> [SOURCE MATERIAL]
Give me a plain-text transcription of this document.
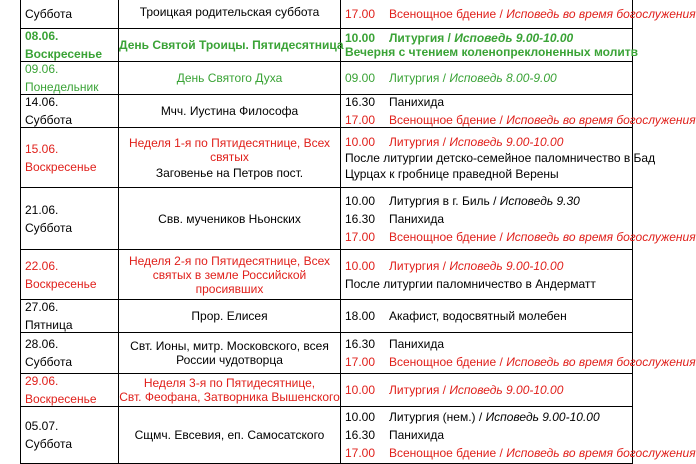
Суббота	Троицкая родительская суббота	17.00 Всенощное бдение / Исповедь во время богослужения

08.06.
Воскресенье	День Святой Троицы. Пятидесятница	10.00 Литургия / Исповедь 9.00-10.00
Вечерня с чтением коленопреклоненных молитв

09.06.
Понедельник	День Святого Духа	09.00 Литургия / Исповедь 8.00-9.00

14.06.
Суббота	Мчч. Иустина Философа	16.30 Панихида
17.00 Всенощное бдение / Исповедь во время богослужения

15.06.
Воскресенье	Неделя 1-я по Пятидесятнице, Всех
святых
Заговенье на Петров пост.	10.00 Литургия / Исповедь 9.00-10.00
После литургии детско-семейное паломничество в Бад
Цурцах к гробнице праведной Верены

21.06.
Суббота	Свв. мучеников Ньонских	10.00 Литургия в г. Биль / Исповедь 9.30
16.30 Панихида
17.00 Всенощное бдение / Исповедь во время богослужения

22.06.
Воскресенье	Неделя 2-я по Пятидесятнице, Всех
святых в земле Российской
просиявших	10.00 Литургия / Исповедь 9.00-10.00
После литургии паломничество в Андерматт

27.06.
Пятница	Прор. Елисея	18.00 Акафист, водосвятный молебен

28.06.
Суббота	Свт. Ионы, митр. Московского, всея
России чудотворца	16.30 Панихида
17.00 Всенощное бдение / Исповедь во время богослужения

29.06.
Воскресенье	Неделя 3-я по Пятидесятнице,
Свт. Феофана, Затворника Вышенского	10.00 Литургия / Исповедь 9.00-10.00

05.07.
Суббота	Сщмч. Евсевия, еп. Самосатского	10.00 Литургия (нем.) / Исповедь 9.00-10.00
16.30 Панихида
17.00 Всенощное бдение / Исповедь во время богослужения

---

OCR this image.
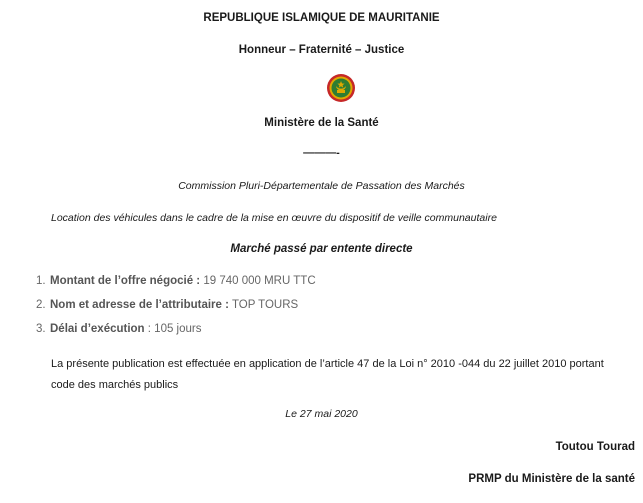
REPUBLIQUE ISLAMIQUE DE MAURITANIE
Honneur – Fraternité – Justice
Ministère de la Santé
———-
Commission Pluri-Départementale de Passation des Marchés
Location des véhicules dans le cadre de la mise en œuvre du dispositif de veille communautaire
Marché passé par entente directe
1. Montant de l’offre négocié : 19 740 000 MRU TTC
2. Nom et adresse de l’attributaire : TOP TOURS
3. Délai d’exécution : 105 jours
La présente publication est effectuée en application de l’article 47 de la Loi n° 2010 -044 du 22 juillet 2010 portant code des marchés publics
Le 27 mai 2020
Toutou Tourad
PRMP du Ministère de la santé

* * *

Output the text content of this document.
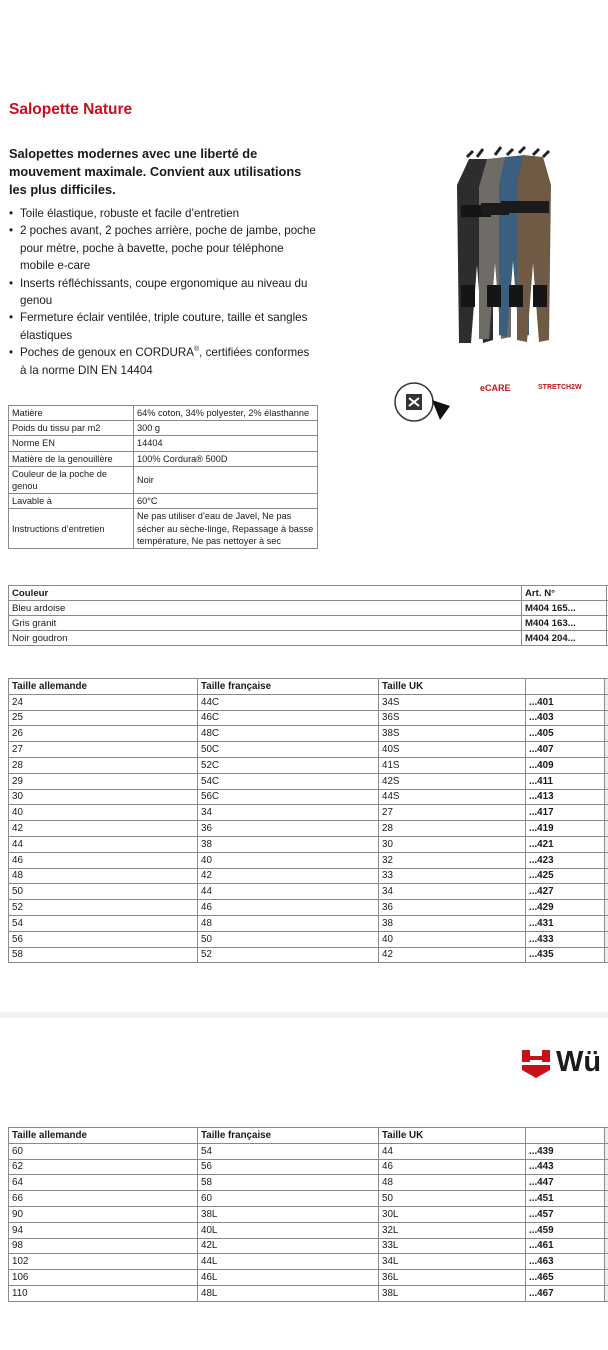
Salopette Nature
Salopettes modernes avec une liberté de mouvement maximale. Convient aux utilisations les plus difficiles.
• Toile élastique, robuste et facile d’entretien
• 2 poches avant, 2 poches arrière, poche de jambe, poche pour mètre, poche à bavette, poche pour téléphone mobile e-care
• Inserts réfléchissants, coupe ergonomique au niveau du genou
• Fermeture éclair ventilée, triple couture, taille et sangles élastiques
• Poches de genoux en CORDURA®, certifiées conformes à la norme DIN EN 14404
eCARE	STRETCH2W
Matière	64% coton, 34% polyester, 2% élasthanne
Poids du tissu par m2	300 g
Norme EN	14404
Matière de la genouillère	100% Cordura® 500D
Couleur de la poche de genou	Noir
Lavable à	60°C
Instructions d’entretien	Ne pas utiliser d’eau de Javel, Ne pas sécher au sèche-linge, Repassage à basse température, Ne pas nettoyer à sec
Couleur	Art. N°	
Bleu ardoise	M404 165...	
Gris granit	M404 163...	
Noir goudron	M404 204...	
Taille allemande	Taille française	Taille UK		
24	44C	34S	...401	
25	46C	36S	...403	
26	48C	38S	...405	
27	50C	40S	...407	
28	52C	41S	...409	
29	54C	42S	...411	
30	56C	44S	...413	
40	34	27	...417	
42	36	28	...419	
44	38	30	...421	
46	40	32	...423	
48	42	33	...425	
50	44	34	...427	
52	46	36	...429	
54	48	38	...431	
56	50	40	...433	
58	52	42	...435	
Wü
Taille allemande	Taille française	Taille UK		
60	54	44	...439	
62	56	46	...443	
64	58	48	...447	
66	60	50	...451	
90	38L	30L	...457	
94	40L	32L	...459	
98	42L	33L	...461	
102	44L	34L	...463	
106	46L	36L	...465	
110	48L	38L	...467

> [WRITTEN PROBLEM] Search the lines above for the string "Неделя", then show every one that has it.

> [EXERCISE OUTPUT]
Воскресенье	Неделя 1-я по Пятидесятнице, Всех
Воскресенье	Неделя 2-я по Пятидесятнице, Всех
Воскресенье	Неделя 3-я по Пятидесятнице,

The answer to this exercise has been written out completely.